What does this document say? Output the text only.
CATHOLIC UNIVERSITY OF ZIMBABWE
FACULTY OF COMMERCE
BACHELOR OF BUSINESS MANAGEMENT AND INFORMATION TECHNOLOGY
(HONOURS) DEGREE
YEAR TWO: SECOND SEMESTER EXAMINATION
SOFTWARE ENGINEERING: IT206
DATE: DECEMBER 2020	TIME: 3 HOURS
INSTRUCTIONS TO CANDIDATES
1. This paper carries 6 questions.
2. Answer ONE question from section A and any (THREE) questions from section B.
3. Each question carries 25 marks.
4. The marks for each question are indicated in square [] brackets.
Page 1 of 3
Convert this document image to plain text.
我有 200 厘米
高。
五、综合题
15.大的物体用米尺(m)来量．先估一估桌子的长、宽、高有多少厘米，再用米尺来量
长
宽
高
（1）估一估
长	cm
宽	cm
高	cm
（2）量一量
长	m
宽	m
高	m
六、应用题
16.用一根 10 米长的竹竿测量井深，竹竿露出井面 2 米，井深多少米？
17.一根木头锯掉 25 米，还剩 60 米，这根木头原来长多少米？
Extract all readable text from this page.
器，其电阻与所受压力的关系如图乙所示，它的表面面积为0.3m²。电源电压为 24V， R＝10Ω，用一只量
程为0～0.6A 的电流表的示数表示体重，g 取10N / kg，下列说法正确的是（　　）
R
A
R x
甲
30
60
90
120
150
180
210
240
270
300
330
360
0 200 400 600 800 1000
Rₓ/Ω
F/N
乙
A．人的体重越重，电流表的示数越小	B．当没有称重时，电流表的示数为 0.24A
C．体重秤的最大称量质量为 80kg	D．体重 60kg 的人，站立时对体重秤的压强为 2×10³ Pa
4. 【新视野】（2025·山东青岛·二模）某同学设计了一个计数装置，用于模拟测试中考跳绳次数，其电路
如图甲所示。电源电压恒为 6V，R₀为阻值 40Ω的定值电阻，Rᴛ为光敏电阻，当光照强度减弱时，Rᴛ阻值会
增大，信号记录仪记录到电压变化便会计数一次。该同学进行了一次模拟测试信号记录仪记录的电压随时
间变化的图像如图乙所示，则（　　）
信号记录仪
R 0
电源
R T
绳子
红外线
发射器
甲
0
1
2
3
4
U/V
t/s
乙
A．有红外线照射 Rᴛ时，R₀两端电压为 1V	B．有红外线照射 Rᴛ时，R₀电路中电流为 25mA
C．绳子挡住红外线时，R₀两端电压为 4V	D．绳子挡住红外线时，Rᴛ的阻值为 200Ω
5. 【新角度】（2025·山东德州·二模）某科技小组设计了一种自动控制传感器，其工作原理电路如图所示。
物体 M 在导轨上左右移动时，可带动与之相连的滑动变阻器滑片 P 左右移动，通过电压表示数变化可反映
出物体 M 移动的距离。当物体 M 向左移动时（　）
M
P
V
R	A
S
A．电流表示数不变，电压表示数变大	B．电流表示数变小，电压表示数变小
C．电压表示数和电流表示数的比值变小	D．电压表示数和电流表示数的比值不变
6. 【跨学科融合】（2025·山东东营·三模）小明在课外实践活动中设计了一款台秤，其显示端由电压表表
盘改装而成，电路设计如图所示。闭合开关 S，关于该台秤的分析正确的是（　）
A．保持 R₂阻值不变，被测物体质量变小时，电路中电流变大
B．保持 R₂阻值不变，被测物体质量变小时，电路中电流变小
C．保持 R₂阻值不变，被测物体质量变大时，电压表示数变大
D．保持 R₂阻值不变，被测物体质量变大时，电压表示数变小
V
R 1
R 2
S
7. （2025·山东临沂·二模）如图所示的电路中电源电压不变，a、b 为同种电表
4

■ ■ ■ ■ ■ ■ ■

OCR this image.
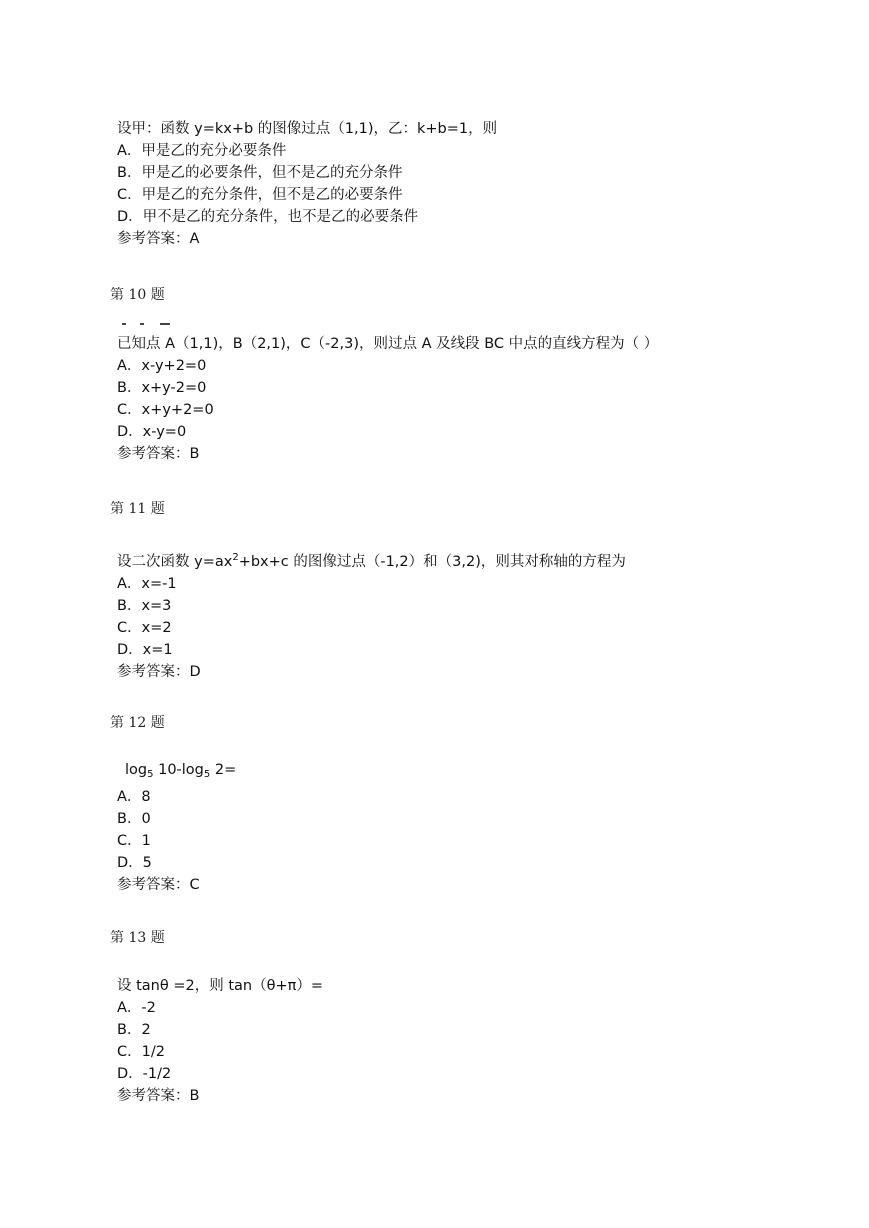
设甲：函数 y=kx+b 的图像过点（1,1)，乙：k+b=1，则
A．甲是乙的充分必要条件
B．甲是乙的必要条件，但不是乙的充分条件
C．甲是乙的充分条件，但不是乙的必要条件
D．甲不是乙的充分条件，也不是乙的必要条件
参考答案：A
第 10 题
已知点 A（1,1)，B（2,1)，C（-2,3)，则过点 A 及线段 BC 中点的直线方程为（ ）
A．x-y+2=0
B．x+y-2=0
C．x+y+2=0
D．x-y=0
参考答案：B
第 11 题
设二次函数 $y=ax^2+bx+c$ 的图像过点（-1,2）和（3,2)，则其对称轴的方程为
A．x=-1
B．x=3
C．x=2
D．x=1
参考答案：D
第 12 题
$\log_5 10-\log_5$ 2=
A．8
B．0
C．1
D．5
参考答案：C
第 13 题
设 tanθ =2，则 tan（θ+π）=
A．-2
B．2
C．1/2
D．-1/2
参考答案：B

■ ■ ■ ■ ■ ■ ■

__TASK__. Show each line of the data that contains the string "电压表示数变大".

__COMPLETE OUTPUT__.
A．电流表示数不变，电压表示数变大	B．电流表示数变小，电压表示数变小
C．保持 R₂阻值不变，被测物体质量变大时，电压表示数变大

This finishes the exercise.